• _TO BE DONE_
Below is a listing; reproduce each line of it exactly.

• _EXTRACTED MATERIAL_
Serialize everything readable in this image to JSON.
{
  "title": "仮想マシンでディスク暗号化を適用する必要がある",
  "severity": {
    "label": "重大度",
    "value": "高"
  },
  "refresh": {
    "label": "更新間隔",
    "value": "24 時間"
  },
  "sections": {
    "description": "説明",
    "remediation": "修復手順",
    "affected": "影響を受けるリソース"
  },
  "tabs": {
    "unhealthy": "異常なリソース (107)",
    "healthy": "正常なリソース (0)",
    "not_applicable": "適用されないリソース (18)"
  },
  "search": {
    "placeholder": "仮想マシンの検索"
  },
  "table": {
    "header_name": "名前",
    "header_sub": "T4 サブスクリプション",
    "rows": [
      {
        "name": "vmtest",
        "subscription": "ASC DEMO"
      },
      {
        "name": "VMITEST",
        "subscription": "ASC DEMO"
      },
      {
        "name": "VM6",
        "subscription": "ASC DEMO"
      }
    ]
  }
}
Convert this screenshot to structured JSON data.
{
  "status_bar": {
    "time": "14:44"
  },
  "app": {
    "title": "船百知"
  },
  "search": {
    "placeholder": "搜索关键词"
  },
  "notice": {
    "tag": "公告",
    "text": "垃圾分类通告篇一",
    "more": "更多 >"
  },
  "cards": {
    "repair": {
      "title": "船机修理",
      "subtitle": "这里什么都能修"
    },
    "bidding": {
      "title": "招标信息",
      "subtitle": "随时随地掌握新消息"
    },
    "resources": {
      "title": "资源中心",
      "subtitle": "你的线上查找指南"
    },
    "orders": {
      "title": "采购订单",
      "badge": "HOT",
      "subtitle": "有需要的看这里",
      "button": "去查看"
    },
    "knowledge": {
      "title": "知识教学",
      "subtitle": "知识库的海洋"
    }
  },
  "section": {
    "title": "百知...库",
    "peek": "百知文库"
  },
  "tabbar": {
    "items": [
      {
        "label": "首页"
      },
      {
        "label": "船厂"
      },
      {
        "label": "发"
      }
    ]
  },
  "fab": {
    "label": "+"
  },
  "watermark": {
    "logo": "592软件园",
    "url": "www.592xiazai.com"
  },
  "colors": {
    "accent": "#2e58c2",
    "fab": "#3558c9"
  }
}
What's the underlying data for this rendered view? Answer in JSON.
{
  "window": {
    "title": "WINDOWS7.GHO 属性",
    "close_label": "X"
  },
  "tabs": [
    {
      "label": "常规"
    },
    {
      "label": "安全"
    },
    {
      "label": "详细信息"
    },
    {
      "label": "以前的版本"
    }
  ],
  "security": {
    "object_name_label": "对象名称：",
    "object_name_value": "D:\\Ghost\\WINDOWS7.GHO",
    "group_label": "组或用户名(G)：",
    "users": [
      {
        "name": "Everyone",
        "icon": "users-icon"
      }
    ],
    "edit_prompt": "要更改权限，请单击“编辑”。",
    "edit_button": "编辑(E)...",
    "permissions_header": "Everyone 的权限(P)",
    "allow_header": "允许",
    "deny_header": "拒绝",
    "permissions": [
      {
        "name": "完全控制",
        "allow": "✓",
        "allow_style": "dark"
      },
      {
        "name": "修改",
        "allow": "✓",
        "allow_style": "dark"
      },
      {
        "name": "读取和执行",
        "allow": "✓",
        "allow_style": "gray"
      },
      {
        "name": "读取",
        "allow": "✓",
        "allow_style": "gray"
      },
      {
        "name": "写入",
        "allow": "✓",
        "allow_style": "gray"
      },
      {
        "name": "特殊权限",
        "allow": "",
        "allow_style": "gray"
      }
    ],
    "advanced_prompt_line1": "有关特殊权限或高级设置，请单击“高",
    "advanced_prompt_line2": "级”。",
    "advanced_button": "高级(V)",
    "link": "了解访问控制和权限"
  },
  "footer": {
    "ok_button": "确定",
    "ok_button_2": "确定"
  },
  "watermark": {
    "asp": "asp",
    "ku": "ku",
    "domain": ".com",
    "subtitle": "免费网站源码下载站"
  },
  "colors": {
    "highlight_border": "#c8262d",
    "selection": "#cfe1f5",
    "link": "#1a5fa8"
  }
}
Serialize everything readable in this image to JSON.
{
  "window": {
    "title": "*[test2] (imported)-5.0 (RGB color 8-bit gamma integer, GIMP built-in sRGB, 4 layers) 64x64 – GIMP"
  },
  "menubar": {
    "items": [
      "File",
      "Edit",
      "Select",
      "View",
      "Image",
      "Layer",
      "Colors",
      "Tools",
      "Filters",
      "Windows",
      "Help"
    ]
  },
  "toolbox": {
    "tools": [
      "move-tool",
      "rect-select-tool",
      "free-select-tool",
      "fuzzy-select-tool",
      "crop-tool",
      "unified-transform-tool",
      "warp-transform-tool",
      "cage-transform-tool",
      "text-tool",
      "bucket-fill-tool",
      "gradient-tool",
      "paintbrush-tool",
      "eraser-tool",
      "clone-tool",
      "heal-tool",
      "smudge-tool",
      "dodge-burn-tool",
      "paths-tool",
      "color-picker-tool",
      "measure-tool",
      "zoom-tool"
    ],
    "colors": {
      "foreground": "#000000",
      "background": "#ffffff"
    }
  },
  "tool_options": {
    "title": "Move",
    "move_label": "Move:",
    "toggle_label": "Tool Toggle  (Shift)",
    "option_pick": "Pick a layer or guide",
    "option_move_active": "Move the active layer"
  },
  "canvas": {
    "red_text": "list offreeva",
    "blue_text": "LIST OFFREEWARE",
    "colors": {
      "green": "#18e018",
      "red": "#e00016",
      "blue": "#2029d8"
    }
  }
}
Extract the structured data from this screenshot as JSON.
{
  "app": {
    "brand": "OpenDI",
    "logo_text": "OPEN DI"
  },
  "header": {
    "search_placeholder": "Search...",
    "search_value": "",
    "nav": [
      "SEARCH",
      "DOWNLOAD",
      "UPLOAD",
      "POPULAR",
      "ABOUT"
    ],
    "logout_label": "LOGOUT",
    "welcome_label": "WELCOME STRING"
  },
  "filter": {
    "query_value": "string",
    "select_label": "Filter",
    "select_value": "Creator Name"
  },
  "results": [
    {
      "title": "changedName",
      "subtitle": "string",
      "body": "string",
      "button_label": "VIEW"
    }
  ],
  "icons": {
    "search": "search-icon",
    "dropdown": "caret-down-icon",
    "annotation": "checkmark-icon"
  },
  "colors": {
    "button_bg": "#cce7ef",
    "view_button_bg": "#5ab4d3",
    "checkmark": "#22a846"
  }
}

• _RESPONSE TO THE EXERCISE_
Serialize everything readable in this image to JSON.
{
  "title": "仮想マシンでディスク暗号化を適用する必要がある",
  "severity": {
    "label": "重大度",
    "value": "高"
  },
  "refresh": {
    "label": "更新間隔",
    "value": "24 時間"
  },
  "sections": {
    "description": "説明",
    "remediation": "修復手順",
    "affected": "影響を受けるリソース"
  },
  "tabs": {
    "unhealthy": "異常なリソース (107)",
    "healthy": "正常なリソース (0)",
    "not_applicable": "適用されないリソース (18)"
  },
  "search": {
    "placeholder": "仮想マシンの検索"
  },
  "table": {
    "header_name": "名前",
    "header_sub": "T4 サブスクリプション",
    "rows": [
      {
        "name": "vmtest",
        "subscription": "ASC DEMO"
      },
      {
        "name": "VMITEST",
        "subscription": "ASC DEMO"
      },
      {
        "name": "VM6",
        "subscription": "ASC DEMO"
      }
    ]
  }
}
Convert this screenshot to structured JSON data.
{
  "status_bar": {
    "time": "14:44"
  },
  "app": {
    "title": "船百知"
  },
  "search": {
    "placeholder": "搜索关键词"
  },
  "notice": {
    "tag": "公告",
    "text": "垃圾分类通告篇一",
    "more": "更多 >"
  },
  "cards": {
    "repair": {
      "title": "船机修理",
      "subtitle": "这里什么都能修"
    },
    "bidding": {
      "title": "招标信息",
      "subtitle": "随时随地掌握新消息"
    },
    "resources": {
      "title": "资源中心",
      "subtitle": "你的线上查找指南"
    },
    "orders": {
      "title": "采购订单",
      "badge": "HOT",
      "subtitle": "有需要的看这里",
      "button": "去查看"
    },
    "knowledge": {
      "title": "知识教学",
      "subtitle": "知识库的海洋"
    }
  },
  "section": {
    "title": "百知...库",
    "peek": "百知文库"
  },
  "tabbar": {
    "items": [
      {
        "label": "首页"
      },
      {
        "label": "船厂"
      },
      {
        "label": "发"
      }
    ]
  },
  "fab": {
    "label": "+"
  },
  "watermark": {
    "logo": "592软件园",
    "url": "www.592xiazai.com"
  },
  "colors": {
    "accent": "#2e58c2",
    "fab": "#3558c9"
  }
}
What's the underlying data for this rendered view? Answer in JSON.
{
  "window": {
    "title": "WINDOWS7.GHO 属性",
    "close_label": "X"
  },
  "tabs": [
    {
      "label": "常规"
    },
    {
      "label": "安全"
    },
    {
      "label": "详细信息"
    },
    {
      "label": "以前的版本"
    }
  ],
  "security": {
    "object_name_label": "对象名称：",
    "object_name_value": "D:\\Ghost\\WINDOWS7.GHO",
    "group_label": "组或用户名(G)：",
    "users": [
      {
        "name": "Everyone",
        "icon": "users-icon"
      }
    ],
    "edit_prompt": "要更改权限，请单击“编辑”。",
    "edit_button": "编辑(E)...",
    "permissions_header": "Everyone 的权限(P)",
    "allow_header": "允许",
    "deny_header": "拒绝",
    "permissions": [
      {
        "name": "完全控制",
        "allow": "✓",
        "allow_style": "dark"
      },
      {
        "name": "修改",
        "allow": "✓",
        "allow_style": "dark"
      },
      {
        "name": "读取和执行",
        "allow": "✓",
        "allow_style": "gray"
      },
      {
        "name": "读取",
        "allow": "✓",
        "allow_style": "gray"
      },
      {
        "name": "写入",
        "allow": "✓",
        "allow_style": "gray"
      },
      {
        "name": "特殊权限",
        "allow": "",
        "allow_style": "gray"
      }
    ],
    "advanced_prompt_line1": "有关特殊权限或高级设置，请单击“高",
    "advanced_prompt_line2": "级”。",
    "advanced_button": "高级(V)",
    "link": "了解访问控制和权限"
  },
  "footer": {
    "ok_button": "确定",
    "ok_button_2": "确定"
  },
  "watermark": {
    "asp": "asp",
    "ku": "ku",
    "domain": ".com",
    "subtitle": "免费网站源码下载站"
  },
  "colors": {
    "highlight_border": "#c8262d",
    "selection": "#cfe1f5",
    "link": "#1a5fa8"
  }
}
Serialize everything readable in this image to JSON.
{
  "window": {
    "title": "*[test2] (imported)-5.0 (RGB color 8-bit gamma integer, GIMP built-in sRGB, 4 layers) 64x64 – GIMP"
  },
  "menubar": {
    "items": [
      "File",
      "Edit",
      "Select",
      "View",
      "Image",
      "Layer",
      "Colors",
      "Tools",
      "Filters",
      "Windows",
      "Help"
    ]
  },
  "toolbox": {
    "tools": [
      "move-tool",
      "rect-select-tool",
      "free-select-tool",
      "fuzzy-select-tool",
      "crop-tool",
      "unified-transform-tool",
      "warp-transform-tool",
      "cage-transform-tool",
      "text-tool",
      "bucket-fill-tool",
      "gradient-tool",
      "paintbrush-tool",
      "eraser-tool",
      "clone-tool",
      "heal-tool",
      "smudge-tool",
      "dodge-burn-tool",
      "paths-tool",
      "color-picker-tool",
      "measure-tool",
      "zoom-tool"
    ],
    "colors": {
      "foreground": "#000000",
      "background": "#ffffff"
    }
  },
  "tool_options": {
    "title": "Move",
    "move_label": "Move:",
    "toggle_label": "Tool Toggle  (Shift)",
    "option_pick": "Pick a layer or guide",
    "option_move_active": "Move the active layer"
  },
  "canvas": {
    "red_text": "list offreeva",
    "blue_text": "LIST OFFREEWARE",
    "colors": {
      "green": "#18e018",
      "red": "#e00016",
      "blue": "#2029d8"
    }
  }
}
Extract the structured data from this screenshot as JSON.
{
  "app": {
    "brand": "OpenDI",
    "logo_text": "OPEN DI"
  },
  "header": {
    "search_placeholder": "Search...",
    "search_value": "",
    "nav": [
      "SEARCH",
      "DOWNLOAD",
      "UPLOAD",
      "POPULAR",
      "ABOUT"
    ],
    "logout_label": "LOGOUT",
    "welcome_label": "WELCOME STRING"
  },
  "filter": {
    "query_value": "string",
    "select_label": "Filter",
    "select_value": "Creator Name"
  },
  "results": [
    {
      "title": "changedName",
      "subtitle": "string",
      "body": "string",
      "button_label": "VIEW"
    }
  ],
  "icons": {
    "search": "search-icon",
    "dropdown": "caret-down-icon",
    "annotation": "checkmark-icon"
  },
  "colors": {
    "button_bg": "#cce7ef",
    "view_button_bg": "#5ab4d3",
    "checkmark": "#22a846"
  }
}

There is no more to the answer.